Exercise aim: Transcribe word for word the stretch of the playtesting notes below from "By The Bard" through "to break it.".

Some Notes on Proper Playtesting

By The Bard
created 2/08/04 updated 11/29/04

I received a complaint about one of my latest reviews stating that it was “unfair” and accusing me of “trying things an average gamer would never do”. This designer obviously didn’t understand two very important facts:
First: If hundreds or even thousands of people are going to play his scenario, a lot of them will actually try things he never imagined the ‘average gamer’ would do.
And second: Testing is supposed to be unfair – stretching a system to its limits and using every mean trick imaginable while trying to break it.

In real life this kind of testing is sometimes absolutely vital. The ‘Titanic’ for example really was unsinkable – provided her hull didn’t suffer more than ‘average’ damage. AoM scenario designers can of course be a little more relaxed about this matter. I personally don’t think that a reviewer should go to lengths trying to ‘break’ a scenario. But I feel a lot of designers should invest a little more effort in this area.

Data shown:

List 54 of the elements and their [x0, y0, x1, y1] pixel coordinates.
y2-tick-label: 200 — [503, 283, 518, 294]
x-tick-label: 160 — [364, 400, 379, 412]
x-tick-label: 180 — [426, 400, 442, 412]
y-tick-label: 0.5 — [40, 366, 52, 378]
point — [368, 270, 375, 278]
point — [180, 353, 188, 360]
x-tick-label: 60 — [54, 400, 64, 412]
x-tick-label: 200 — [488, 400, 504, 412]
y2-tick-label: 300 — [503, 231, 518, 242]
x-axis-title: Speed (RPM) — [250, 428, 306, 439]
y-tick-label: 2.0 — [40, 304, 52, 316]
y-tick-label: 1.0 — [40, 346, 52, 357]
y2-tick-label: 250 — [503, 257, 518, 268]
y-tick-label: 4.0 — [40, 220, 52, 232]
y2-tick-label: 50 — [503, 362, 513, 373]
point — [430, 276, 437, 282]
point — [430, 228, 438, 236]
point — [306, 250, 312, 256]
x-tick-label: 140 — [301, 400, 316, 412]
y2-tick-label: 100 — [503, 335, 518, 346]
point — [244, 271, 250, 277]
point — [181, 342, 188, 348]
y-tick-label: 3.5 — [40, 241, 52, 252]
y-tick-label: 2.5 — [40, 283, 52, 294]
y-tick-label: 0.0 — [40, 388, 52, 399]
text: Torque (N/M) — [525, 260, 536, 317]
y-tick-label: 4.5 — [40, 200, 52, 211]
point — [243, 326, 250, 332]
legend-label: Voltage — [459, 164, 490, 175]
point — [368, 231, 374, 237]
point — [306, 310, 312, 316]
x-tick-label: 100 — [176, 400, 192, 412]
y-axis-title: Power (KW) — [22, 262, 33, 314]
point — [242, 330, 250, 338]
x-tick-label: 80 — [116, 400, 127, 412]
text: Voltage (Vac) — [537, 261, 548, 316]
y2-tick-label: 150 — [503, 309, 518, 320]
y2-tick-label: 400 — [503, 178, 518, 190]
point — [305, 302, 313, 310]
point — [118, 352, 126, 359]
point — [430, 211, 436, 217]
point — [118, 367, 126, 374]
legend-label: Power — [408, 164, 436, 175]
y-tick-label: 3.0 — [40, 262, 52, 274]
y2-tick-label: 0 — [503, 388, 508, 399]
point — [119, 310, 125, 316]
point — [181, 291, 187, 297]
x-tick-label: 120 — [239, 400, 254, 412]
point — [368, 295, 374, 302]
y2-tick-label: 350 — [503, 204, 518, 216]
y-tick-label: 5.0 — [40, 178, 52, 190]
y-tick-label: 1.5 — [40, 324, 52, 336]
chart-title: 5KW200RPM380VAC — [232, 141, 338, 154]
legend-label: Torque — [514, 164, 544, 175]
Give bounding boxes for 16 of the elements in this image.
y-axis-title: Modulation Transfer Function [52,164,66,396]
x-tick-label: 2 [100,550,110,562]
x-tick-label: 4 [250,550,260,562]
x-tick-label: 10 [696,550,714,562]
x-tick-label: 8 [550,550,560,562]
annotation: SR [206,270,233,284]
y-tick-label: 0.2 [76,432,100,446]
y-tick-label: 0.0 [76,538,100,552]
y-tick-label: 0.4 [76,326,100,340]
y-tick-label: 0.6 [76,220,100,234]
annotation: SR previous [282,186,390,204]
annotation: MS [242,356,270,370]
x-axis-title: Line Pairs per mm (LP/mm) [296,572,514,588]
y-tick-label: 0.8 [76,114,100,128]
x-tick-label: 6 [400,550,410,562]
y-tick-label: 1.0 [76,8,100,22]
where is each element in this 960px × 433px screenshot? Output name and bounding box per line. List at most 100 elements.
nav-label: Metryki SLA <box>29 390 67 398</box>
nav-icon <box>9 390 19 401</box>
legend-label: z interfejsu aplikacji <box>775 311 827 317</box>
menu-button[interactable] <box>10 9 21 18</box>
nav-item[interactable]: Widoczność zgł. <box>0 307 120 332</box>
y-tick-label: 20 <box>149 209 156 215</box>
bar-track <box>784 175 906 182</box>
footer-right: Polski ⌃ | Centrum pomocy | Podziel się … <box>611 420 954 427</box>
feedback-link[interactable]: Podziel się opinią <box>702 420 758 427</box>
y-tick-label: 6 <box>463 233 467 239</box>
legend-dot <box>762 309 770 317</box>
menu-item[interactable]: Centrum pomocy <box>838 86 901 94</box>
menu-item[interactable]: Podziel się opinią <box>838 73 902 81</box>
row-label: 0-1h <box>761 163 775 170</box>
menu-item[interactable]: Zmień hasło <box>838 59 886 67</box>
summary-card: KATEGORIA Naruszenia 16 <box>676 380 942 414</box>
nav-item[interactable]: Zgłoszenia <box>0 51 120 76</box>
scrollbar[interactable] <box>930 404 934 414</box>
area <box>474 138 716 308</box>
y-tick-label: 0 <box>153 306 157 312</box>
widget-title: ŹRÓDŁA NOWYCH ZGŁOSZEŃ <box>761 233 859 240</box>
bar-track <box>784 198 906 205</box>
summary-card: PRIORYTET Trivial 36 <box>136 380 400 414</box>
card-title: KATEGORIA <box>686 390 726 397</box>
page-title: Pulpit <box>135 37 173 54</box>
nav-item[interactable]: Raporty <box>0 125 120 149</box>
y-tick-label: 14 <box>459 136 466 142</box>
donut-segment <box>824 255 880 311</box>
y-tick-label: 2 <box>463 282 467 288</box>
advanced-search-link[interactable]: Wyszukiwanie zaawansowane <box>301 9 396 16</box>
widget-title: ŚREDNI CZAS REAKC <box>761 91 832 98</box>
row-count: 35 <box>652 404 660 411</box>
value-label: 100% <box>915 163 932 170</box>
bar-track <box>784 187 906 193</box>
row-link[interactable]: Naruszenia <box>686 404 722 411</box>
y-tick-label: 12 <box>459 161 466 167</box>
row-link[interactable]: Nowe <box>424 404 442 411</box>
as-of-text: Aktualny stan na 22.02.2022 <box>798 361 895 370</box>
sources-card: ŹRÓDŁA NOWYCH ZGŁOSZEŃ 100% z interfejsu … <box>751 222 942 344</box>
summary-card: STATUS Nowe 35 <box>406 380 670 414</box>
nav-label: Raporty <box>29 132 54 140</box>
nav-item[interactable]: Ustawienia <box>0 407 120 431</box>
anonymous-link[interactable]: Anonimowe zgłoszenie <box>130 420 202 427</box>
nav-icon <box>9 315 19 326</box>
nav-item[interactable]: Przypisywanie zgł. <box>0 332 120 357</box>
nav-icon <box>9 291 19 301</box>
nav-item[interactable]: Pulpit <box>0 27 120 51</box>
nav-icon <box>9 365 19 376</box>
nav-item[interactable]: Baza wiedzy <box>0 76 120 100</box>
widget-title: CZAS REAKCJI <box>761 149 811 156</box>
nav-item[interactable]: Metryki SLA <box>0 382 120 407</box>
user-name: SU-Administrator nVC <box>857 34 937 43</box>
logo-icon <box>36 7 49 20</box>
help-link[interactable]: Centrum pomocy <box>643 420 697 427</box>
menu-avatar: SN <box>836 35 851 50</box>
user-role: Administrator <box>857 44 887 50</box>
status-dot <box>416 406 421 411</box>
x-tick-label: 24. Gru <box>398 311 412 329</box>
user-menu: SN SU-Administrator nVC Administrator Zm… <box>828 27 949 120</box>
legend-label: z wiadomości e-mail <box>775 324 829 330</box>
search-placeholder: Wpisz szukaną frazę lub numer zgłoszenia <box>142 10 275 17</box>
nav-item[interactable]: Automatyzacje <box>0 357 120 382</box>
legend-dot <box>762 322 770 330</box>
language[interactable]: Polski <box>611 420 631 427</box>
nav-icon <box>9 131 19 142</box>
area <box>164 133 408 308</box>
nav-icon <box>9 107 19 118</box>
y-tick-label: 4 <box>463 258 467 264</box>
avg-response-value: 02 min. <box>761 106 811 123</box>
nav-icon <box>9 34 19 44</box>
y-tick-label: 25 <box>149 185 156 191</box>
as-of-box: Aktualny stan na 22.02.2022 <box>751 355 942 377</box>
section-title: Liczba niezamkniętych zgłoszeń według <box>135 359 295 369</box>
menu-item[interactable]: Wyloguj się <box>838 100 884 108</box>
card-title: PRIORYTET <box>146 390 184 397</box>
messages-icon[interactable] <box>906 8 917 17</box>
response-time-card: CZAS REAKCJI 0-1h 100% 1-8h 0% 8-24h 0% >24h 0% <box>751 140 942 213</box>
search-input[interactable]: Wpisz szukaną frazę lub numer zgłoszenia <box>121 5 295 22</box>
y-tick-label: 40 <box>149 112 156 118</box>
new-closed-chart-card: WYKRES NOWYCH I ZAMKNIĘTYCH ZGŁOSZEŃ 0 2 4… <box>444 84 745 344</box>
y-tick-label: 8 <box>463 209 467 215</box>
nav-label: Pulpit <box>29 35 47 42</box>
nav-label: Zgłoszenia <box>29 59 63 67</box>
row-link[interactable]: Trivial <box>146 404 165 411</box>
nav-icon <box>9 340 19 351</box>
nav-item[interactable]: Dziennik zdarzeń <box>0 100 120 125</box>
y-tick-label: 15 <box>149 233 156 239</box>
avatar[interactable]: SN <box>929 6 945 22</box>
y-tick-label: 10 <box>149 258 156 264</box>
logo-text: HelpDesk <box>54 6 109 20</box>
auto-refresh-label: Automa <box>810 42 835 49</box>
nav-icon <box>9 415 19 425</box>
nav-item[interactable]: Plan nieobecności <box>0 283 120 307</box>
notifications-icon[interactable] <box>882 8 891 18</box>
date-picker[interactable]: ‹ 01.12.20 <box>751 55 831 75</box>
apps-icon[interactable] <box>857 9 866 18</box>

Right answer:
By The Bard
created 2/08/04 updated 11/29/04

I received a complaint about one of my latest reviews stating that it was “unfair” and accusing me of “trying things an average gamer would never do”. This designer obviously didn’t understand two very important facts:
First: If hundreds or even thousands of people are going to play his scenario, a lot of them will actually try things he never imagined the ‘average gamer’ would do.
And second: Testing is supposed to be unfair – stretching a system to its limits and using every mean trick imaginable while trying to break it.